TASK DETAILS -> Write out the data again exactly, skipping every picture.

PROVIDED ENTRIES ->

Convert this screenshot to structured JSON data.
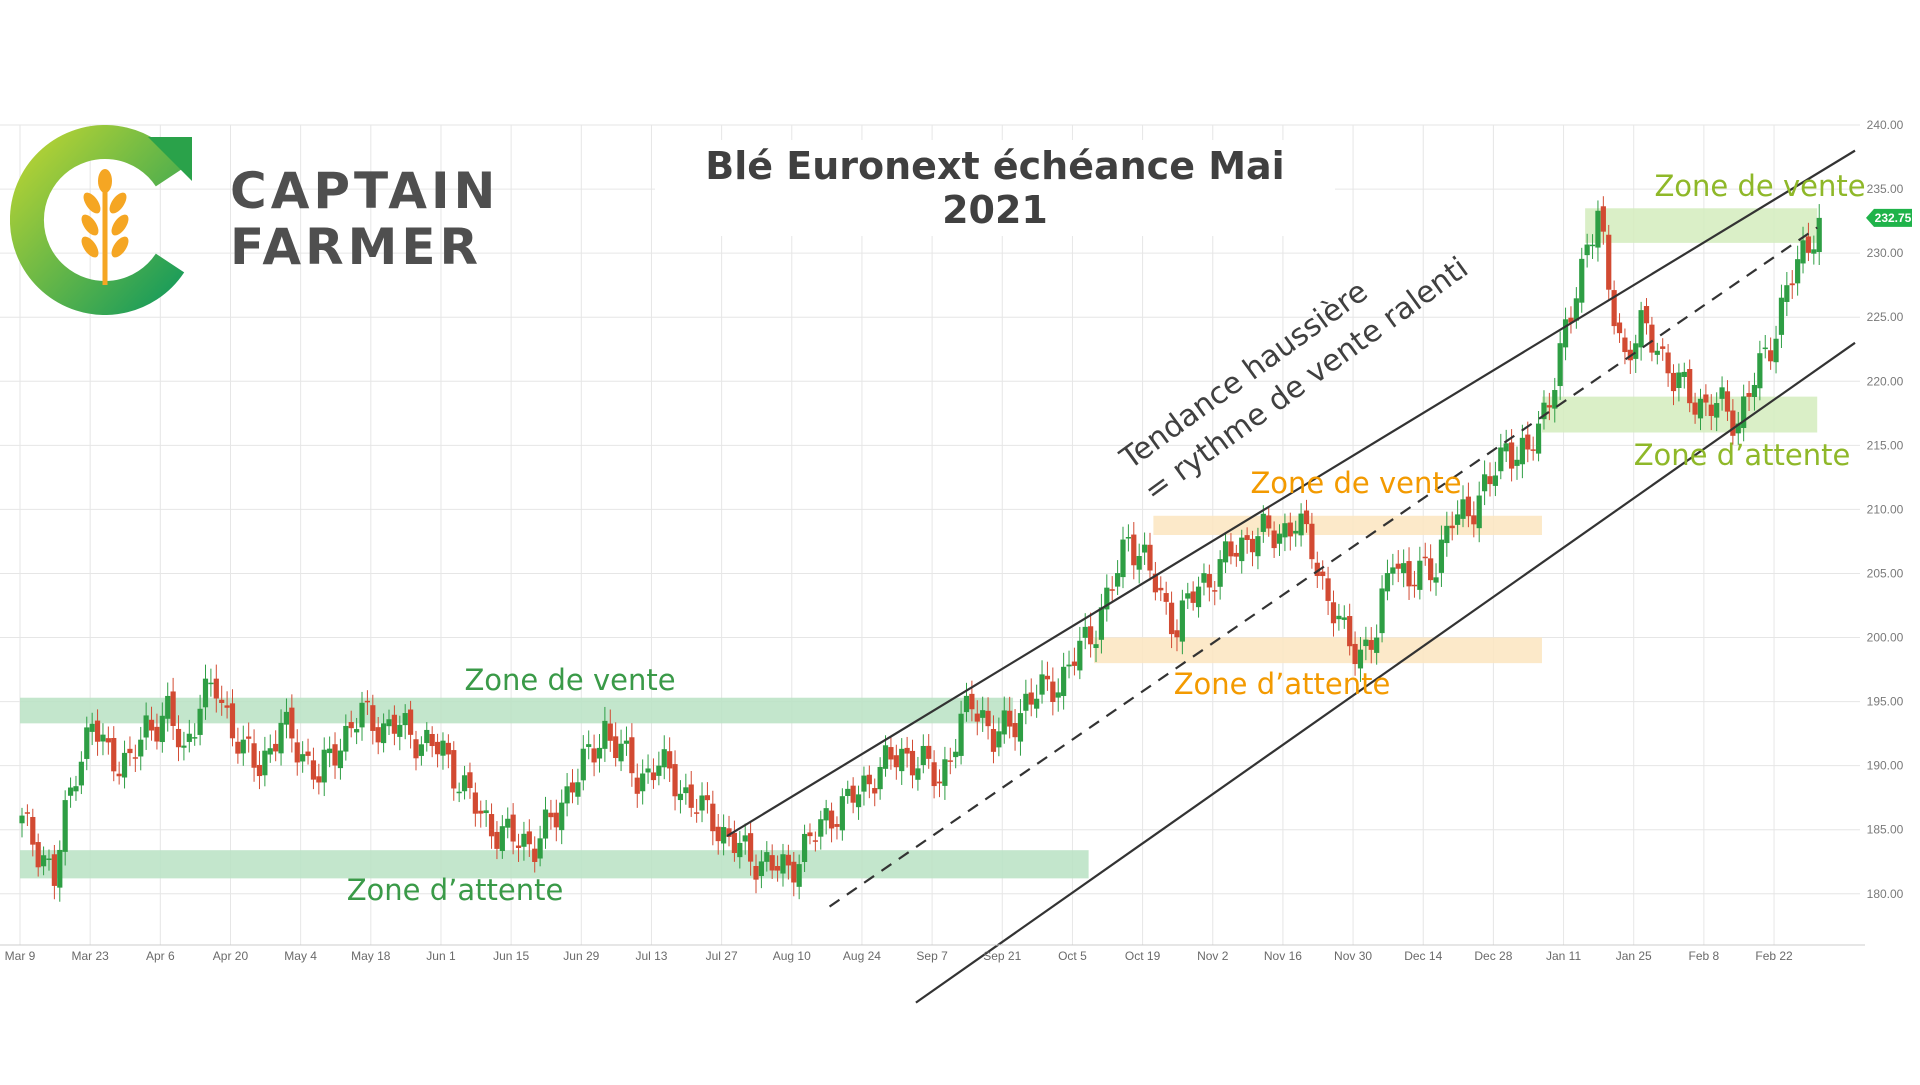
{
  "brand": {
    "line1": "CAPTAIN",
    "line2": "FARMER"
  },
  "chart_data": {
    "type": "candlestick",
    "title": "Blé Euronext échéance Mai 2021",
    "xlabel": "",
    "ylabel": "",
    "ylim": [
      176,
      240
    ],
    "ytick_step": 5,
    "y_ticks": [
      "180.00",
      "185.00",
      "190.00",
      "195.00",
      "200.00",
      "205.00",
      "210.00",
      "215.00",
      "220.00",
      "225.00",
      "230.00",
      "235.00",
      "240.00"
    ],
    "x_tick_labels": [
      "Mar 9",
      "Mar 23",
      "Apr 6",
      "Apr 20",
      "May 4",
      "May 18",
      "Jun 1",
      "Jun 15",
      "Jun 29",
      "Jul 13",
      "Jul 27",
      "Aug 10",
      "Aug 24",
      "Sep 7",
      "Sep 21",
      "Oct 5",
      "Oct 19",
      "Nov 2",
      "Nov 16",
      "Nov 30",
      "Dec 14",
      "Dec 28",
      "Jan 11",
      "Jan 25",
      "Feb 8",
      "Feb 22"
    ],
    "last_price": "232.75",
    "close_series": [
      [
        0,
        185.5
      ],
      [
        4,
        183
      ],
      [
        6,
        181
      ],
      [
        8,
        186
      ],
      [
        10,
        190
      ],
      [
        13,
        193
      ],
      [
        16,
        191
      ],
      [
        20,
        190
      ],
      [
        23,
        193
      ],
      [
        27,
        194
      ],
      [
        30,
        191
      ],
      [
        33,
        195
      ],
      [
        36,
        196
      ],
      [
        38,
        194
      ],
      [
        41,
        191
      ],
      [
        44,
        190
      ],
      [
        48,
        193
      ],
      [
        52,
        191
      ],
      [
        55,
        189
      ],
      [
        59,
        192
      ],
      [
        63,
        194
      ],
      [
        67,
        193
      ],
      [
        70,
        193
      ],
      [
        74,
        192
      ],
      [
        78,
        191
      ],
      [
        81,
        189
      ],
      [
        85,
        186
      ],
      [
        88,
        185
      ],
      [
        92,
        184
      ],
      [
        95,
        184
      ],
      [
        99,
        186
      ],
      [
        102,
        189
      ],
      [
        106,
        191
      ],
      [
        108,
        193
      ],
      [
        111,
        191
      ],
      [
        114,
        189
      ],
      [
        118,
        190
      ],
      [
        121,
        189
      ],
      [
        124,
        187
      ],
      [
        128,
        186
      ],
      [
        131,
        184
      ],
      [
        135,
        183
      ],
      [
        139,
        182
      ],
      [
        142,
        182
      ],
      [
        146,
        184
      ],
      [
        149,
        186
      ],
      [
        153,
        187
      ],
      [
        157,
        189
      ],
      [
        160,
        190
      ],
      [
        163,
        191
      ],
      [
        167,
        190
      ],
      [
        170,
        189
      ],
      [
        173,
        192
      ],
      [
        176,
        195
      ],
      [
        178,
        194
      ],
      [
        180,
        192
      ],
      [
        183,
        193
      ],
      [
        186,
        195
      ],
      [
        190,
        196
      ],
      [
        193,
        197
      ],
      [
        196,
        199
      ],
      [
        199,
        201
      ],
      [
        203,
        205
      ],
      [
        205,
        208
      ],
      [
        208,
        206
      ],
      [
        211,
        203
      ],
      [
        214,
        201
      ],
      [
        218,
        204
      ],
      [
        221,
        205
      ],
      [
        225,
        207
      ],
      [
        228,
        208
      ],
      [
        232,
        208
      ],
      [
        236,
        209
      ],
      [
        239,
        207
      ],
      [
        242,
        203
      ],
      [
        245,
        200
      ],
      [
        248,
        199
      ],
      [
        251,
        200
      ],
      [
        254,
        207
      ],
      [
        257,
        204
      ],
      [
        259,
        205
      ],
      [
        262,
        206
      ],
      [
        265,
        209
      ],
      [
        268,
        210
      ],
      [
        272,
        212
      ],
      [
        275,
        215
      ],
      [
        279,
        214
      ],
      [
        283,
        219
      ],
      [
        287,
        225
      ],
      [
        290,
        231
      ],
      [
        292,
        233
      ],
      [
        294,
        227
      ],
      [
        297,
        222
      ],
      [
        300,
        224
      ],
      [
        303,
        223
      ],
      [
        306,
        220
      ],
      [
        309,
        219
      ],
      [
        312,
        218
      ],
      [
        315,
        218
      ],
      [
        318,
        217
      ],
      [
        321,
        220
      ],
      [
        324,
        223
      ],
      [
        327,
        227
      ],
      [
        330,
        230
      ],
      [
        333,
        232.75
      ]
    ],
    "zones": [
      {
        "label": "Zone de vente",
        "color": "green",
        "y_low": 193.3,
        "y_high": 195.3,
        "x_from": 0,
        "x_to": 184
      },
      {
        "label": "Zone d’attente",
        "color": "green",
        "y_low": 181.2,
        "y_high": 183.4,
        "x_from": 0,
        "x_to": 198
      },
      {
        "label": "Zone de vente",
        "color": "orange",
        "y_low": 208.0,
        "y_high": 209.5,
        "x_from": 210,
        "x_to": 282
      },
      {
        "label": "Zone d’attente",
        "color": "orange",
        "y_low": 198.0,
        "y_high": 200.0,
        "x_from": 199,
        "x_to": 282
      },
      {
        "label": "Zone de vente",
        "color": "lightgreen",
        "y_low": 230.8,
        "y_high": 233.5,
        "x_from": 290,
        "x_to": 333
      },
      {
        "label": "Zone d’attente",
        "color": "lightgreen",
        "y_low": 216.0,
        "y_high": 218.8,
        "x_from": 282,
        "x_to": 333
      }
    ],
    "annotations": [
      {
        "text": "Tendance haussière",
        "color": "#404040"
      },
      {
        "text": "= rythme de vente ralenti",
        "color": "#404040"
      }
    ],
    "trend_channel": {
      "upper": {
        "from": [
          131,
          184.5
        ],
        "to": [
          340,
          238
        ]
      },
      "middle": {
        "from": [
          150,
          179
        ],
        "to": [
          333,
          232
        ]
      },
      "lower": {
        "from": [
          166,
          171.5
        ],
        "to": [
          340,
          223
        ]
      }
    },
    "colors": {
      "up": "#2e9e44",
      "down": "#d24a32",
      "zone_green": "#b9e2c3",
      "zone_orange": "#fce5c0",
      "zone_lightgreen": "#d4ecbd",
      "text_green": "#3a9a48",
      "text_orange": "#f39a00",
      "text_lightgreen": "#8fb829",
      "price_tag": "#1fb34a"
    }
  }
}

FULL RESPONSE ->
Convert this screenshot to structured JSON data.
{
  "brand": {
    "line1": "CAPTAIN",
    "line2": "FARMER"
  },
  "chart_data": {
    "type": "candlestick",
    "title": "Blé Euronext échéance Mai 2021",
    "xlabel": "",
    "ylabel": "",
    "ylim": [
      176,
      240
    ],
    "ytick_step": 5,
    "y_ticks": [
      "180.00",
      "185.00",
      "190.00",
      "195.00",
      "200.00",
      "205.00",
      "210.00",
      "215.00",
      "220.00",
      "225.00",
      "230.00",
      "235.00",
      "240.00"
    ],
    "x_tick_labels": [
      "Mar 9",
      "Mar 23",
      "Apr 6",
      "Apr 20",
      "May 4",
      "May 18",
      "Jun 1",
      "Jun 15",
      "Jun 29",
      "Jul 13",
      "Jul 27",
      "Aug 10",
      "Aug 24",
      "Sep 7",
      "Sep 21",
      "Oct 5",
      "Oct 19",
      "Nov 2",
      "Nov 16",
      "Nov 30",
      "Dec 14",
      "Dec 28",
      "Jan 11",
      "Jan 25",
      "Feb 8",
      "Feb 22"
    ],
    "last_price": "232.75",
    "close_series": [
      [
        0,
        185.5
      ],
      [
        4,
        183
      ],
      [
        6,
        181
      ],
      [
        8,
        186
      ],
      [
        10,
        190
      ],
      [
        13,
        193
      ],
      [
        16,
        191
      ],
      [
        20,
        190
      ],
      [
        23,
        193
      ],
      [
        27,
        194
      ],
      [
        30,
        191
      ],
      [
        33,
        195
      ],
      [
        36,
        196
      ],
      [
        38,
        194
      ],
      [
        41,
        191
      ],
      [
        44,
        190
      ],
      [
        48,
        193
      ],
      [
        52,
        191
      ],
      [
        55,
        189
      ],
      [
        59,
        192
      ],
      [
        63,
        194
      ],
      [
        67,
        193
      ],
      [
        70,
        193
      ],
      [
        74,
        192
      ],
      [
        78,
        191
      ],
      [
        81,
        189
      ],
      [
        85,
        186
      ],
      [
        88,
        185
      ],
      [
        92,
        184
      ],
      [
        95,
        184
      ],
      [
        99,
        186
      ],
      [
        102,
        189
      ],
      [
        106,
        191
      ],
      [
        108,
        193
      ],
      [
        111,
        191
      ],
      [
        114,
        189
      ],
      [
        118,
        190
      ],
      [
        121,
        189
      ],
      [
        124,
        187
      ],
      [
        128,
        186
      ],
      [
        131,
        184
      ],
      [
        135,
        183
      ],
      [
        139,
        182
      ],
      [
        142,
        182
      ],
      [
        146,
        184
      ],
      [
        149,
        186
      ],
      [
        153,
        187
      ],
      [
        157,
        189
      ],
      [
        160,
        190
      ],
      [
        163,
        191
      ],
      [
        167,
        190
      ],
      [
        170,
        189
      ],
      [
        173,
        192
      ],
      [
        176,
        195
      ],
      [
        178,
        194
      ],
      [
        180,
        192
      ],
      [
        183,
        193
      ],
      [
        186,
        195
      ],
      [
        190,
        196
      ],
      [
        193,
        197
      ],
      [
        196,
        199
      ],
      [
        199,
        201
      ],
      [
        203,
        205
      ],
      [
        205,
        208
      ],
      [
        208,
        206
      ],
      [
        211,
        203
      ],
      [
        214,
        201
      ],
      [
        218,
        204
      ],
      [
        221,
        205
      ],
      [
        225,
        207
      ],
      [
        228,
        208
      ],
      [
        232,
        208
      ],
      [
        236,
        209
      ],
      [
        239,
        207
      ],
      [
        242,
        203
      ],
      [
        245,
        200
      ],
      [
        248,
        199
      ],
      [
        251,
        200
      ],
      [
        254,
        207
      ],
      [
        257,
        204
      ],
      [
        259,
        205
      ],
      [
        262,
        206
      ],
      [
        265,
        209
      ],
      [
        268,
        210
      ],
      [
        272,
        212
      ],
      [
        275,
        215
      ],
      [
        279,
        214
      ],
      [
        283,
        219
      ],
      [
        287,
        225
      ],
      [
        290,
        231
      ],
      [
        292,
        233
      ],
      [
        294,
        227
      ],
      [
        297,
        222
      ],
      [
        300,
        224
      ],
      [
        303,
        223
      ],
      [
        306,
        220
      ],
      [
        309,
        219
      ],
      [
        312,
        218
      ],
      [
        315,
        218
      ],
      [
        318,
        217
      ],
      [
        321,
        220
      ],
      [
        324,
        223
      ],
      [
        327,
        227
      ],
      [
        330,
        230
      ],
      [
        333,
        232.75
      ]
    ],
    "zones": [
      {
        "label": "Zone de vente",
        "color": "green",
        "y_low": 193.3,
        "y_high": 195.3,
        "x_from": 0,
        "x_to": 184
      },
      {
        "label": "Zone d’attente",
        "color": "green",
        "y_low": 181.2,
        "y_high": 183.4,
        "x_from": 0,
        "x_to": 198
      },
      {
        "label": "Zone de vente",
        "color": "orange",
        "y_low": 208.0,
        "y_high": 209.5,
        "x_from": 210,
        "x_to": 282
      },
      {
        "label": "Zone d’attente",
        "color": "orange",
        "y_low": 198.0,
        "y_high": 200.0,
        "x_from": 199,
        "x_to": 282
      },
      {
        "label": "Zone de vente",
        "color": "lightgreen",
        "y_low": 230.8,
        "y_high": 233.5,
        "x_from": 290,
        "x_to": 333
      },
      {
        "label": "Zone d’attente",
        "color": "lightgreen",
        "y_low": 216.0,
        "y_high": 218.8,
        "x_from": 282,
        "x_to": 333
      }
    ],
    "annotations": [
      {
        "text": "Tendance haussière",
        "color": "#404040"
      },
      {
        "text": "= rythme de vente ralenti",
        "color": "#404040"
      }
    ],
    "trend_channel": {
      "upper": {
        "from": [
          131,
          184.5
        ],
        "to": [
          340,
          238
        ]
      },
      "middle": {
        "from": [
          150,
          179
        ],
        "to": [
          333,
          232
        ]
      },
      "lower": {
        "from": [
          166,
          171.5
        ],
        "to": [
          340,
          223
        ]
      }
    },
    "colors": {
      "up": "#2e9e44",
      "down": "#d24a32",
      "zone_green": "#b9e2c3",
      "zone_orange": "#fce5c0",
      "zone_lightgreen": "#d4ecbd",
      "text_green": "#3a9a48",
      "text_orange": "#f39a00",
      "text_lightgreen": "#8fb829",
      "price_tag": "#1fb34a"
    }
  }
}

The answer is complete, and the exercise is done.